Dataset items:
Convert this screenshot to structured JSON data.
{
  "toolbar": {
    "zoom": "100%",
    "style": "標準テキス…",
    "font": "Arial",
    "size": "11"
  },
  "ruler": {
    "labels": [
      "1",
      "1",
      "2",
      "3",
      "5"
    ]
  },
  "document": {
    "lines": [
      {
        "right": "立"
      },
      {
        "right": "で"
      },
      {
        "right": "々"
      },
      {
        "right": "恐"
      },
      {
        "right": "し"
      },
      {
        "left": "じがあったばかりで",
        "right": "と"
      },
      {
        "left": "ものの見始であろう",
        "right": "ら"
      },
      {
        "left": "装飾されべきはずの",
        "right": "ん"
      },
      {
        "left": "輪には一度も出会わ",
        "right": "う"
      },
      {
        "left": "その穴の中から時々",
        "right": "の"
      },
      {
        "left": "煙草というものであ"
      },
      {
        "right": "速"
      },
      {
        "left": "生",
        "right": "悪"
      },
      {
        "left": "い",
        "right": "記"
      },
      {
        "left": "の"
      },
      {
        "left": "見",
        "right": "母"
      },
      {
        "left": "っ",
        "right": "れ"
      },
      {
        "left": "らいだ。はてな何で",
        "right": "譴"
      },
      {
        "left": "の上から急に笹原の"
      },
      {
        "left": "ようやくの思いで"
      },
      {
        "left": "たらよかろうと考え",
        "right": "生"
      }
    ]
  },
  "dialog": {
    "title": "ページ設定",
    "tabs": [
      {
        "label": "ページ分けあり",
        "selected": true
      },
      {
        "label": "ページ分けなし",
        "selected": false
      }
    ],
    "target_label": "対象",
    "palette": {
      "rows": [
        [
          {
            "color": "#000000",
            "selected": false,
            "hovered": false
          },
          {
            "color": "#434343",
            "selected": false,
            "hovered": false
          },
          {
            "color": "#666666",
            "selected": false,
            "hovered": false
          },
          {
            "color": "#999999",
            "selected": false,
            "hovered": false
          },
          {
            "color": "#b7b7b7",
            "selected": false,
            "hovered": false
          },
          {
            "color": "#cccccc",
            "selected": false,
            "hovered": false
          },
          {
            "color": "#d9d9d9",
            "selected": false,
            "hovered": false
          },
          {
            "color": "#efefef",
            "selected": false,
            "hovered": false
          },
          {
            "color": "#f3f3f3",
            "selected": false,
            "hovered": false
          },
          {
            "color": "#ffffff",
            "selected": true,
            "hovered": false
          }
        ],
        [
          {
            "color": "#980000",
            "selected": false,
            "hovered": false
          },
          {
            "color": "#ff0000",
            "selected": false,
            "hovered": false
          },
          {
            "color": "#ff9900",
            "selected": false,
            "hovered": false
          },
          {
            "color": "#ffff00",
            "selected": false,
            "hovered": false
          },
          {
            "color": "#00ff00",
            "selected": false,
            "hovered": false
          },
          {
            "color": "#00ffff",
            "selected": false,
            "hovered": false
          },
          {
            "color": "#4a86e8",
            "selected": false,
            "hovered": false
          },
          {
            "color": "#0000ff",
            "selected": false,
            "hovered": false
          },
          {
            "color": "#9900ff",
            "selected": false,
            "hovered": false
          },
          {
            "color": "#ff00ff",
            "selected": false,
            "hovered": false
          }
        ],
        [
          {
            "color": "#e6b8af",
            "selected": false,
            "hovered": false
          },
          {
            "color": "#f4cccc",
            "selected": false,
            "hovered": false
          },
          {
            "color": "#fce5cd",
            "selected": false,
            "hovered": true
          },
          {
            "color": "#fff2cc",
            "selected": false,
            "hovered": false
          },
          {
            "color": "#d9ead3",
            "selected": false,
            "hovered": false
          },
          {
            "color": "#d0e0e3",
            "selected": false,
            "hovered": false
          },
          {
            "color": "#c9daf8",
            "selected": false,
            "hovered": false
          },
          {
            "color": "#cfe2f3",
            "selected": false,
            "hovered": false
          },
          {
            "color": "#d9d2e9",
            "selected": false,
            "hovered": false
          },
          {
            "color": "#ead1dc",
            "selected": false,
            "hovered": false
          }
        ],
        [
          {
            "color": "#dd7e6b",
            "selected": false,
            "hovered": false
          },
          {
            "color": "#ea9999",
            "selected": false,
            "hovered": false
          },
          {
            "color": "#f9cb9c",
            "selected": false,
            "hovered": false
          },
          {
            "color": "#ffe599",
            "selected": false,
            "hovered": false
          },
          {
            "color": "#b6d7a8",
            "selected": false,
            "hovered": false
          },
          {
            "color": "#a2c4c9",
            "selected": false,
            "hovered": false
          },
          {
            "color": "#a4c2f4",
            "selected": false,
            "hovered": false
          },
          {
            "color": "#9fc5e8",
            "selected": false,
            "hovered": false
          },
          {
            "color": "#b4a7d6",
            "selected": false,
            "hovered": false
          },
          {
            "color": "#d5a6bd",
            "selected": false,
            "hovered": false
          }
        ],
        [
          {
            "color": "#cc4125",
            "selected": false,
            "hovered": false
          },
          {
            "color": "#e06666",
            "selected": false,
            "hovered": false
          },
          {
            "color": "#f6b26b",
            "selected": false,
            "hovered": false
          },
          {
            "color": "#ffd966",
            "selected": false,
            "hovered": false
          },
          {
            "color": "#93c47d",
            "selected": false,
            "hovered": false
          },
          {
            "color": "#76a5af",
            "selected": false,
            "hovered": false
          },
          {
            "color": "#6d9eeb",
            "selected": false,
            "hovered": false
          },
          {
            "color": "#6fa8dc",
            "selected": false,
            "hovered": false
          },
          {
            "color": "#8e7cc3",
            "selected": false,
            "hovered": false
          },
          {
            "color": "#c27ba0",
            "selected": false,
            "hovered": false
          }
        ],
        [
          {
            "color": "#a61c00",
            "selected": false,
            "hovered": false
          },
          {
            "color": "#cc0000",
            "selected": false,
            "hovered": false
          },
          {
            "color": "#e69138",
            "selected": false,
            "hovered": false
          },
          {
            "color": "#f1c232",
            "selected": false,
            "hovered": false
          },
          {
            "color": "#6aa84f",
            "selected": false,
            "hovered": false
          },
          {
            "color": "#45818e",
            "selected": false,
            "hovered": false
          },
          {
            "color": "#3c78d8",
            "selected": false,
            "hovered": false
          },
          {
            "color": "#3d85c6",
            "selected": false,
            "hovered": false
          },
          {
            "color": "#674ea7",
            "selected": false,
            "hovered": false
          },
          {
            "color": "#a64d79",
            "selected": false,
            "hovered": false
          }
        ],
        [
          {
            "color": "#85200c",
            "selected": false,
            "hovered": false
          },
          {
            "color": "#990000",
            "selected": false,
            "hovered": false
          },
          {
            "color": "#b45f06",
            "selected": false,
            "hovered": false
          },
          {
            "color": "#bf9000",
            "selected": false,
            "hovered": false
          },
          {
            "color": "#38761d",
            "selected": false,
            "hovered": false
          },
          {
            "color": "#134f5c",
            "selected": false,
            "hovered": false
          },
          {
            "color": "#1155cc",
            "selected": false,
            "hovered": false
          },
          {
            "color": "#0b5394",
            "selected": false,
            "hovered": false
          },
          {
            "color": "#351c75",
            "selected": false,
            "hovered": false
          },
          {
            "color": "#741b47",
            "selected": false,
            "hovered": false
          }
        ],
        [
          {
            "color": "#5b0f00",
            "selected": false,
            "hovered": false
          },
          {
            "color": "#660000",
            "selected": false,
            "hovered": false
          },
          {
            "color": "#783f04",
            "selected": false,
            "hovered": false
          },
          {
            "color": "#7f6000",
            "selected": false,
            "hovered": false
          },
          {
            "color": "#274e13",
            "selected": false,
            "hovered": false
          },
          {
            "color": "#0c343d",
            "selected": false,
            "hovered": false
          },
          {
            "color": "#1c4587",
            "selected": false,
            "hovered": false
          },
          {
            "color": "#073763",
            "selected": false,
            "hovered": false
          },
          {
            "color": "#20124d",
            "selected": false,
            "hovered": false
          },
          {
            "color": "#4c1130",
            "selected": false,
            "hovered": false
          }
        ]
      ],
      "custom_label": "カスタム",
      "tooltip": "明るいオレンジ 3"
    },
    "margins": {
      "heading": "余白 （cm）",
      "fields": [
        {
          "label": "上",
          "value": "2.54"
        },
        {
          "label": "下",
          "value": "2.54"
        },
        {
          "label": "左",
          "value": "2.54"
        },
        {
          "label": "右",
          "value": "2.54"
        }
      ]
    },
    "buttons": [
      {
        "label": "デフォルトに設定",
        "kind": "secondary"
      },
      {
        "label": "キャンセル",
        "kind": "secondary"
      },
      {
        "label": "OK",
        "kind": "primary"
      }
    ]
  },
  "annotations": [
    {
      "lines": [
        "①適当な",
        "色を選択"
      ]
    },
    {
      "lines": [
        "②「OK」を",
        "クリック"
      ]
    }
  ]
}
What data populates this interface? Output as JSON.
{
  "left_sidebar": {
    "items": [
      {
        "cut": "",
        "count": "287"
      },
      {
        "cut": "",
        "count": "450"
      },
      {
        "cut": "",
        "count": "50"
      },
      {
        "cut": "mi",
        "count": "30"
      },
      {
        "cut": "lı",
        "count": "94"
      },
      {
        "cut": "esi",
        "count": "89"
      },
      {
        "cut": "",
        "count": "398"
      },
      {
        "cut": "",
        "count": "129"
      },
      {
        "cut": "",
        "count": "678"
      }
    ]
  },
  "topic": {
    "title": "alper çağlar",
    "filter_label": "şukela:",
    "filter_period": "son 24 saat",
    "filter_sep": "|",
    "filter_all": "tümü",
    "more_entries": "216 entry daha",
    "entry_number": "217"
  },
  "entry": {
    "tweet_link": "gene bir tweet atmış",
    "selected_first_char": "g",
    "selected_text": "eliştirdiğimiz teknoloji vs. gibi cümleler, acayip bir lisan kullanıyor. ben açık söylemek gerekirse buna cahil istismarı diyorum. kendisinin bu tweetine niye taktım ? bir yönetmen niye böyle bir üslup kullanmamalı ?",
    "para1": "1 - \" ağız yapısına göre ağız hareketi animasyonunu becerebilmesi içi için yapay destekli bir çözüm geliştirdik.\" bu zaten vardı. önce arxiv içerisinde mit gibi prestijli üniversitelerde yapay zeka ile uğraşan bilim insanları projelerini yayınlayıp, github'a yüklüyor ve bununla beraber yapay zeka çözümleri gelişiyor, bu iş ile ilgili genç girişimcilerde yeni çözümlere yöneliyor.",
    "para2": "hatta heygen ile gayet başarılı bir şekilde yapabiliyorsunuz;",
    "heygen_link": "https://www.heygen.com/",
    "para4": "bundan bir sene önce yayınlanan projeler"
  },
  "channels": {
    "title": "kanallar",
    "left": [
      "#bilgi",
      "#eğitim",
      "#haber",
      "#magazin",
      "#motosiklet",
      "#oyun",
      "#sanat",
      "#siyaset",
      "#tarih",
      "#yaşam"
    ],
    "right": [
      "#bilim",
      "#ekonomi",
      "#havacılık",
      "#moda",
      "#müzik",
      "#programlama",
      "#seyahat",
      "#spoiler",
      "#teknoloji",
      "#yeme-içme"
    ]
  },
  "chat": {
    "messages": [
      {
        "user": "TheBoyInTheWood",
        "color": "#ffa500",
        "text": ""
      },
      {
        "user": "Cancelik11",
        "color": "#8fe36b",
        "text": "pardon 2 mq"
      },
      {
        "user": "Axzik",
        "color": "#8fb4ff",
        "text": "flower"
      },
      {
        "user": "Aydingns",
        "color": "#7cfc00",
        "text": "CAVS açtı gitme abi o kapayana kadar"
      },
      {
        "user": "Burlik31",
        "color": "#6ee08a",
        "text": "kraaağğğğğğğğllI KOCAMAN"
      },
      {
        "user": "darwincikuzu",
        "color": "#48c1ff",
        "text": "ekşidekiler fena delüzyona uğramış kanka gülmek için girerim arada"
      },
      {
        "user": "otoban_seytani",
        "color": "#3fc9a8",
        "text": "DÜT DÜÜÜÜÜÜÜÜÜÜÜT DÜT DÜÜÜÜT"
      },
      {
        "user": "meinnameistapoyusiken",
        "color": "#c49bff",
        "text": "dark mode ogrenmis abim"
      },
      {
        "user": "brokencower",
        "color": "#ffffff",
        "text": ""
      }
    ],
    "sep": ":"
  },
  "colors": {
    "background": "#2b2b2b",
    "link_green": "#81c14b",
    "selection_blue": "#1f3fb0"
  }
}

Set problem:
Only the number is needed: state how many lines in the listing contain "heygen".

The reply:
2